### ZU ERLEDIGEN
1. Fass den Text über die israelische Bodenoffensive in zwei Sätzen zusammen.
2. Führ den Text über die israelische Bodenoffensive nach seinem letzten Satz weiter.

### VORLIEGENDER TEXT
== == ==
Israel startet Bodenoffensive

Aktualisiert

Nach ArtilleriebeschussIsrael startet Bodenoffensive

Israel hat am Samstagabend mit der erwarteten Bodenoffensive im Gazastreifen begonnen. Unterstützt von Panzern und Kampfhelikoptern rückten Soldaten in den Norden und Osten des Palästinensergebiets vor.

Augenzeugen berichteten von schweren Feuergefechten zwischen israelischen Soldaten und Kämpfern der Hamas im Norden des Gazastreifens. Dabei wurden nach israelischen Armeeangaben Dutzende bewaffnete Palästinenser getötet.
== == ==
### AUFLISTUNG
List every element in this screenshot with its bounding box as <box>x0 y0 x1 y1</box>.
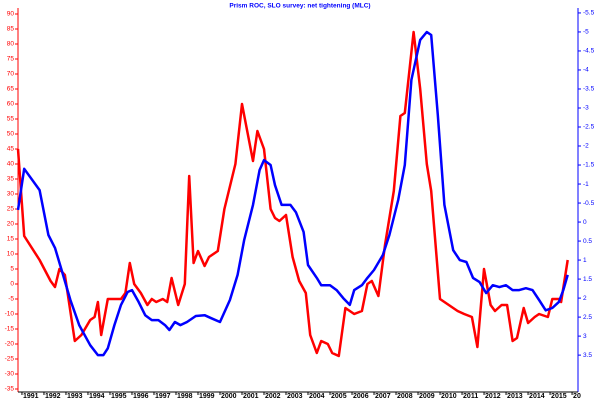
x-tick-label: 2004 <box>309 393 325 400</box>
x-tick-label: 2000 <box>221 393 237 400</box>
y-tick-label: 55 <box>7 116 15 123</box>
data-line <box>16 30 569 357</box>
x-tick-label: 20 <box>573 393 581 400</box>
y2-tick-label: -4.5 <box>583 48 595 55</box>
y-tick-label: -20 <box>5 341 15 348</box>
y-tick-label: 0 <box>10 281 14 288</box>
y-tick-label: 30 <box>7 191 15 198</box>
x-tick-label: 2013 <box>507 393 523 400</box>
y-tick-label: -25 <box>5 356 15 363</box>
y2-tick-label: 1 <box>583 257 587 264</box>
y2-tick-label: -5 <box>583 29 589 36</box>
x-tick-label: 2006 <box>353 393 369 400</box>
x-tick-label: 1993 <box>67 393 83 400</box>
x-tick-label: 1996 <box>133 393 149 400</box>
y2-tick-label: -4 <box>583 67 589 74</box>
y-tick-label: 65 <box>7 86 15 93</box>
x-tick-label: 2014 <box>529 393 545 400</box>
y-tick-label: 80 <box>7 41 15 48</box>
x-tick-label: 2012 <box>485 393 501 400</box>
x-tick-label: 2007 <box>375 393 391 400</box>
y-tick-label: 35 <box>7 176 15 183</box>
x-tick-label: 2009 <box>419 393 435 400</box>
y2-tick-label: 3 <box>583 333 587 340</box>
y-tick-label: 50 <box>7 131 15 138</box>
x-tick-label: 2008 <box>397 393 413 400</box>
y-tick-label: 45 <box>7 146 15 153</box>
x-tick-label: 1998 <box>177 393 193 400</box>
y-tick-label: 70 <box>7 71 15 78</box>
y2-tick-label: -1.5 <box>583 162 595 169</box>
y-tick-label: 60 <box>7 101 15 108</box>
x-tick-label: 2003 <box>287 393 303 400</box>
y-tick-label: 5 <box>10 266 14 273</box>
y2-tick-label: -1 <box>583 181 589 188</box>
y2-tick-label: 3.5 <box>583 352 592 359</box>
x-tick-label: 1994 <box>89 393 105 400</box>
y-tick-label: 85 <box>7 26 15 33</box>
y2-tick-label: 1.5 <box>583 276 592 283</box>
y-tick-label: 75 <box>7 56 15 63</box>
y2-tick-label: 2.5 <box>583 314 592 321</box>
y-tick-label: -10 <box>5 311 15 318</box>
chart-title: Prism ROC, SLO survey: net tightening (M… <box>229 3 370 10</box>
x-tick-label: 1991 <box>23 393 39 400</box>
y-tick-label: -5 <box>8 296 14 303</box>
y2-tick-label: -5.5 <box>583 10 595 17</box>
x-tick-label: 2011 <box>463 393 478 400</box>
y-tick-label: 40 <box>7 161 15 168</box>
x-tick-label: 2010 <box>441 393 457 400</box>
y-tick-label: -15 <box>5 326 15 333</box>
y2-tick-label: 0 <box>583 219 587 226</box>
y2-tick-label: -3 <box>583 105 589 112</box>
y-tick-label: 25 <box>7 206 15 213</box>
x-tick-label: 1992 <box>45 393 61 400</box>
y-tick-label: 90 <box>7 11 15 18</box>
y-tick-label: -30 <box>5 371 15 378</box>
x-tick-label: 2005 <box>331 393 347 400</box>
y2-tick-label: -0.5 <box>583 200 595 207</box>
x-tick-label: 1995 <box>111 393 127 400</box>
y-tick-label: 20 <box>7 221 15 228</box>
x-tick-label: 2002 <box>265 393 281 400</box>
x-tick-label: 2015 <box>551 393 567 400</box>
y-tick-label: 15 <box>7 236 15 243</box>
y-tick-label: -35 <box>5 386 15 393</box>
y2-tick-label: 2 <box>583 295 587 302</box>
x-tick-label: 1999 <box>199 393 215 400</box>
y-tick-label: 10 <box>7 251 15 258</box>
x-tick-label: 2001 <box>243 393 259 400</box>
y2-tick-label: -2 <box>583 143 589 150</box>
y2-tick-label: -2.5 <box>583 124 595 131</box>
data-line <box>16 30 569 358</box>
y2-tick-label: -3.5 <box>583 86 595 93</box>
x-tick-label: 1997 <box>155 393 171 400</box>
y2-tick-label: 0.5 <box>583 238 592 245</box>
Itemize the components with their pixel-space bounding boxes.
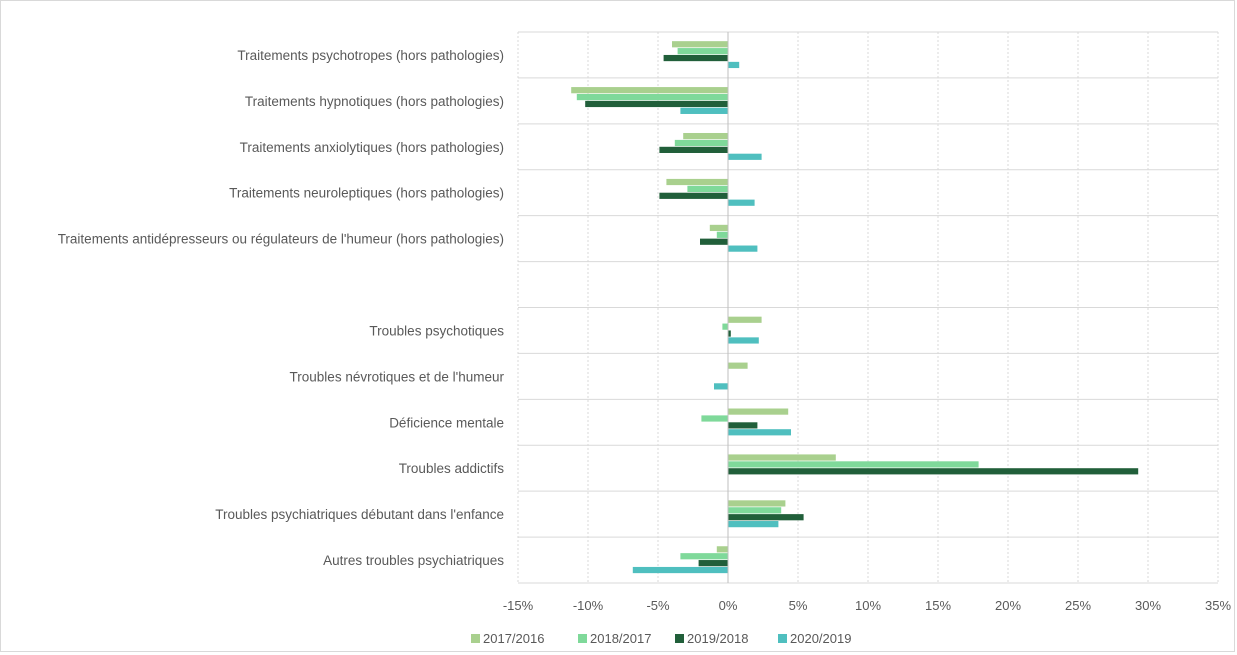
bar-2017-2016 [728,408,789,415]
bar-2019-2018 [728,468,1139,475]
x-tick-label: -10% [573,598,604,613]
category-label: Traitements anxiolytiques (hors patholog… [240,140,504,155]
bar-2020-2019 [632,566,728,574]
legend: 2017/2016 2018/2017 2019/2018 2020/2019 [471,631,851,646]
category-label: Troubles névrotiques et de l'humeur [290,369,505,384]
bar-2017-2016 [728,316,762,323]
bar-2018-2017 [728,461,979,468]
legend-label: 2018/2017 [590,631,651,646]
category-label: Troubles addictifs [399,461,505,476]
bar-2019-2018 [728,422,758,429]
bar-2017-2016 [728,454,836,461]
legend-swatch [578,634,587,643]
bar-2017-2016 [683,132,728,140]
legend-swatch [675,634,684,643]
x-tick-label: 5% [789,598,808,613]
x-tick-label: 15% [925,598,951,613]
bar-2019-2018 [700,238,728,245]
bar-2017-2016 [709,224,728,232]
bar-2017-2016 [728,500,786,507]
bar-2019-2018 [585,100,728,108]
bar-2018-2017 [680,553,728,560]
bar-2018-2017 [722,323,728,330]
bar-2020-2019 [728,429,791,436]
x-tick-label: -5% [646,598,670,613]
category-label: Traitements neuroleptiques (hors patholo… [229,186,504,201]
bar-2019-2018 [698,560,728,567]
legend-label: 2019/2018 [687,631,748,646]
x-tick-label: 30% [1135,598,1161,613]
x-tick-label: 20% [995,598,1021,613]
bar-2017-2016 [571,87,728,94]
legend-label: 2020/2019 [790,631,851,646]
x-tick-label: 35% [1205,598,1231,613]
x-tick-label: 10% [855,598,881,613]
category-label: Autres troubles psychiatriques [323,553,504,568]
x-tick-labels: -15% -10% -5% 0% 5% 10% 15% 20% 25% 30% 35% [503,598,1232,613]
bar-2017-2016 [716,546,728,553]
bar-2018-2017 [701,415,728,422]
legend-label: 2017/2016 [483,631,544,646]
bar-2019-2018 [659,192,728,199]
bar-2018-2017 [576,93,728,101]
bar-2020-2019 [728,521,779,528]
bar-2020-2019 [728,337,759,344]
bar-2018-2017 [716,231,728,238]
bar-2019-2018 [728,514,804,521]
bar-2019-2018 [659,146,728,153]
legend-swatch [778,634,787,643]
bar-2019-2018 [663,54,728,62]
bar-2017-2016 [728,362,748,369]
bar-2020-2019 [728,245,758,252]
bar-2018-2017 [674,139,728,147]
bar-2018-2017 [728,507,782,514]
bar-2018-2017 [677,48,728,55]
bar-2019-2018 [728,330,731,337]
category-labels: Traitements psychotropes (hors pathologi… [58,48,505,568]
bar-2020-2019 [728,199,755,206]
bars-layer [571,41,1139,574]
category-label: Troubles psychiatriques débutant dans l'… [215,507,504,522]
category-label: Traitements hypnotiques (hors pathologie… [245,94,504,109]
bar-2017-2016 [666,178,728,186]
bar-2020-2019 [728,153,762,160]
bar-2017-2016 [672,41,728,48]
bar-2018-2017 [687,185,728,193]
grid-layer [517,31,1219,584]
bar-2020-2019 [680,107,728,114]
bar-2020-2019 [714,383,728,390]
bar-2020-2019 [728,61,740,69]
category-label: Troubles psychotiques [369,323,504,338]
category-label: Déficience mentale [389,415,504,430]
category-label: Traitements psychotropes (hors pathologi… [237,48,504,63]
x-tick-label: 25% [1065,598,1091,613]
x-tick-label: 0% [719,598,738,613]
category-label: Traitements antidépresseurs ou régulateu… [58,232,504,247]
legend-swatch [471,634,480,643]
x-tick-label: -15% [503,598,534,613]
== == ==
### DIE LÖSUNGEN
1. Israel hat am Samstagabend mit Panzern und Kampfhelikoptern eine Bodenoffensive im Norden und Osten des Gazastreifens begonnen. Augenzeugen berichteten von schweren Feuergefechten mit Kämpfern der Hamas im Norden, bei denen nach Angaben der israelischen Armee Dutzende bewaffnete Palästinenser getötet wurden.

2.
Der bewaffnete Hamas-Arm, die Essedin-el-Kassam-Brigaden, erklärte, es seien mehrere israelische Soldaten bei der Explosion eines ferngesteuerten Sprengsatzes gestorben. Nach Angaben von Rettungskräften starb bei israelischem Panzerbeschuss nahe des Flüchtlingslagers Dschabalija auch ein elfjähriges Kind. Elf weitere Kinder seien verletzt worden.

Grossoffensive der israelischen Armee

Eine «bedeutende Anzahl von Truppen» sei an der «zweiten Phase» der «Operation Gegossenes Blei» beteiligt, teilte die israelische Armee mit. Infanterie, Panzer, Artillerie, Luftwaffe und Marine nähmen an der Offensive teil. Israel wolle Gebiete einnehmen, von denen aus militante Palästinenser seit Monaten Raketen auf israelisches Territorium geschossen hätten.

Verteidigungsminister Ehud Barak kündigte einen länger dauernden Einsatz an. Die Bodenoffensive werde «nicht einfach und nicht kurz sein», sagte er. Dabei rechne Israel auch mit dem Verlust eigener Soldaten.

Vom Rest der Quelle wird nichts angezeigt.